====== PROVIDED MATERIAL
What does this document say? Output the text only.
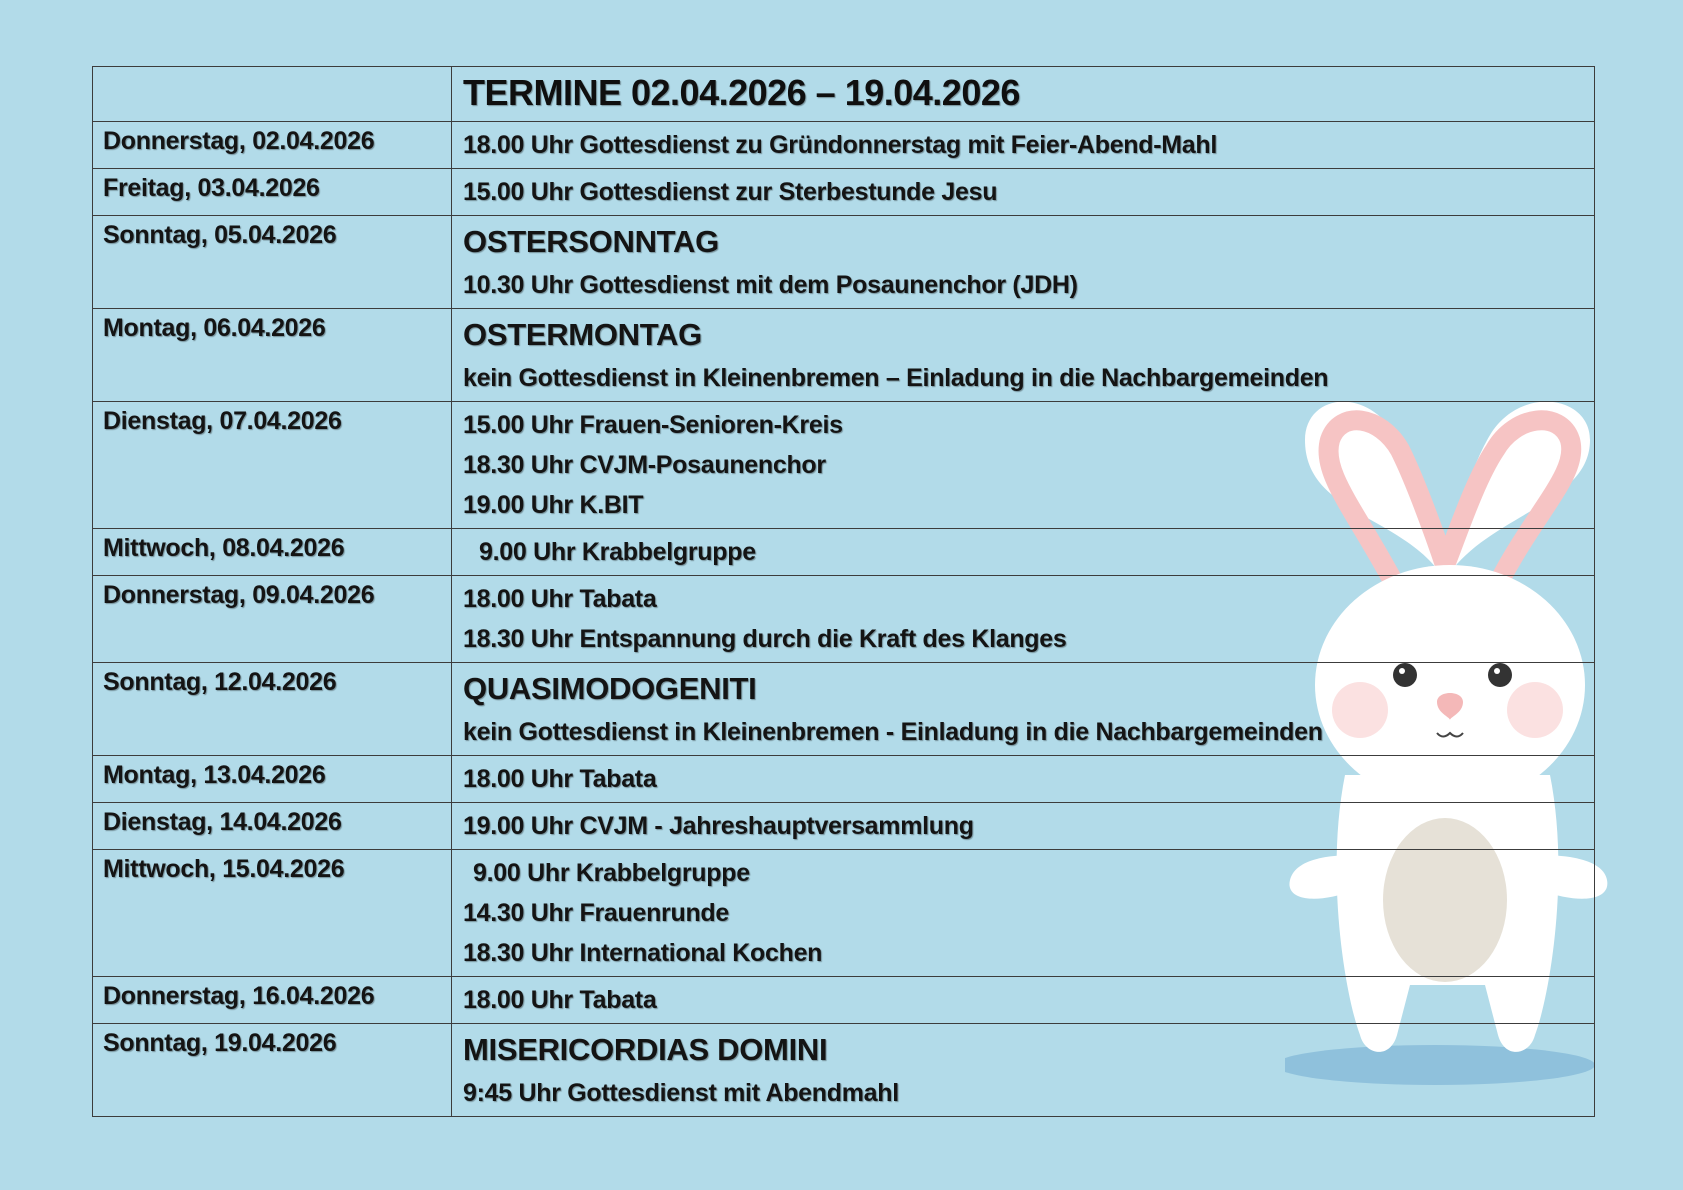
	TERMINE 02.04.2026 – 19.04.2026

Donnerstag, 02.04.2026	18.00 Uhr Gottesdienst zu Gründonnerstag mit Feier-Abend-Mahl

Freitag, 03.04.2026	15.00 Uhr Gottesdienst zur Sterbestunde Jesu

Sonntag, 05.04.2026	OSTERSONNTAG
10.30 Uhr Gottesdienst mit dem Posaunenchor (JDH)

Montag, 06.04.2026	OSTERMONTAG
kein Gottesdienst in Kleinenbremen – Einladung in die Nachbargemeinden

Dienstag, 07.04.2026	15.00 Uhr Frauen-Senioren-Kreis
18.30 Uhr CVJM-Posaunenchor
19.00 Uhr K.BIT

Mittwoch, 08.04.2026	9.00 Uhr Krabbelgruppe

Donnerstag, 09.04.2026	18.00 Uhr Tabata
18.30 Uhr Entspannung durch die Kraft des Klanges

Sonntag, 12.04.2026	QUASIMODOGENITI
kein Gottesdienst in Kleinenbremen - Einladung in die Nachbargemeinden

Montag, 13.04.2026	18.00 Uhr Tabata

Dienstag, 14.04.2026	19.00 Uhr CVJM - Jahreshauptversammlung

Mittwoch, 15.04.2026	9.00 Uhr Krabbelgruppe
14.30 Uhr Frauenrunde
18.30 Uhr International Kochen

Donnerstag, 16.04.2026	18.00 Uhr Tabata

Sonntag, 19.04.2026	MISERICORDIAS DOMINI
9:45 Uhr Gottesdienst mit Abendmahl
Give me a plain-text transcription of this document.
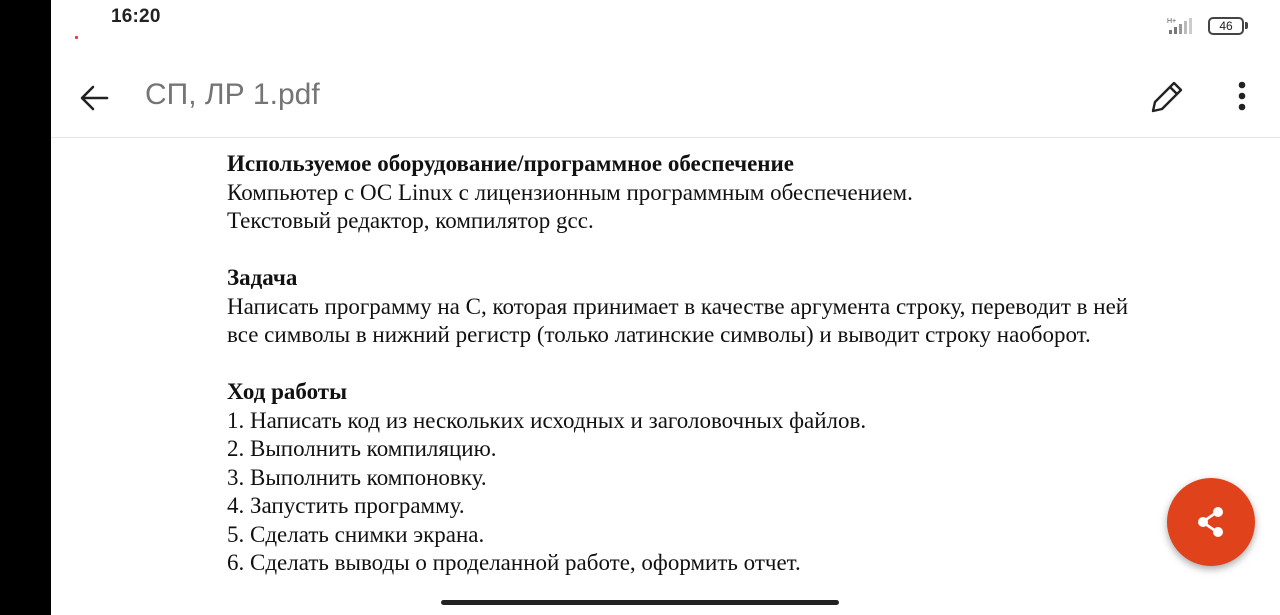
16:20	H+	46
СП, ЛР 1.pdf
Используемое оборудование/программное обеспечение

Компьютер с ОС Linux с лицензионным программным обеспечением.

Текстовый редактор, компилятор gcc.

Задача

Написать программу на С, которая принимает в качестве аргумента строку, переводит в ней

все символы в нижний регистр (только латинские символы) и выводит строку наоборот.

Ход работы
1. Написать код из нескольких исходных и заголовочных файлов.
2. Выполнить компиляцию.
3. Выполнить компоновку.
4. Запустить программу.
5. Сделать снимки экрана.
6. Сделать выводы о проделанной работе, оформить отчет.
============
• _TASK DETAILS_:
Repeat the entries exactly. Pictures are excluded from the copy.

• _FULL OUTPUT_:
What does this document say? Output the text only.
	TERMINE 02.04.2026 – 19.04.2026

Donnerstag, 02.04.2026	18.00 Uhr Gottesdienst zu Gründonnerstag mit Feier-Abend-Mahl

Freitag, 03.04.2026	15.00 Uhr Gottesdienst zur Sterbestunde Jesu

Sonntag, 05.04.2026	OSTERSONNTAG
10.30 Uhr Gottesdienst mit dem Posaunenchor (JDH)

Montag, 06.04.2026	OSTERMONTAG
kein Gottesdienst in Kleinenbremen – Einladung in die Nachbargemeinden

Dienstag, 07.04.2026	15.00 Uhr Frauen-Senioren-Kreis
18.30 Uhr CVJM-Posaunenchor
19.00 Uhr K.BIT

Mittwoch, 08.04.2026	9.00 Uhr Krabbelgruppe

Donnerstag, 09.04.2026	18.00 Uhr Tabata
18.30 Uhr Entspannung durch die Kraft des Klanges

Sonntag, 12.04.2026	QUASIMODOGENITI
kein Gottesdienst in Kleinenbremen - Einladung in die Nachbargemeinden

Montag, 13.04.2026	18.00 Uhr Tabata

Dienstag, 14.04.2026	19.00 Uhr CVJM - Jahreshauptversammlung

Mittwoch, 15.04.2026	9.00 Uhr Krabbelgruppe
14.30 Uhr Frauenrunde
18.30 Uhr International Kochen

Donnerstag, 16.04.2026	18.00 Uhr Tabata

Sonntag, 19.04.2026	MISERICORDIAS DOMINI
9:45 Uhr Gottesdienst mit Abendmahl
Give me a plain-text transcription of this document.
16:20	H+	46
СП, ЛР 1.pdf
Используемое оборудование/программное обеспечение

Компьютер с ОС Linux с лицензионным программным обеспечением.

Текстовый редактор, компилятор gcc.

Задача

Написать программу на С, которая принимает в качестве аргумента строку, переводит в ней

все символы в нижний регистр (только латинские символы) и выводит строку наоборот.

Ход работы
1. Написать код из нескольких исходных и заголовочных файлов.
2. Выполнить компиляцию.
3. Выполнить компоновку.
4. Запустить программу.
5. Сделать снимки экрана.
6. Сделать выводы о проделанной работе, оформить отчет.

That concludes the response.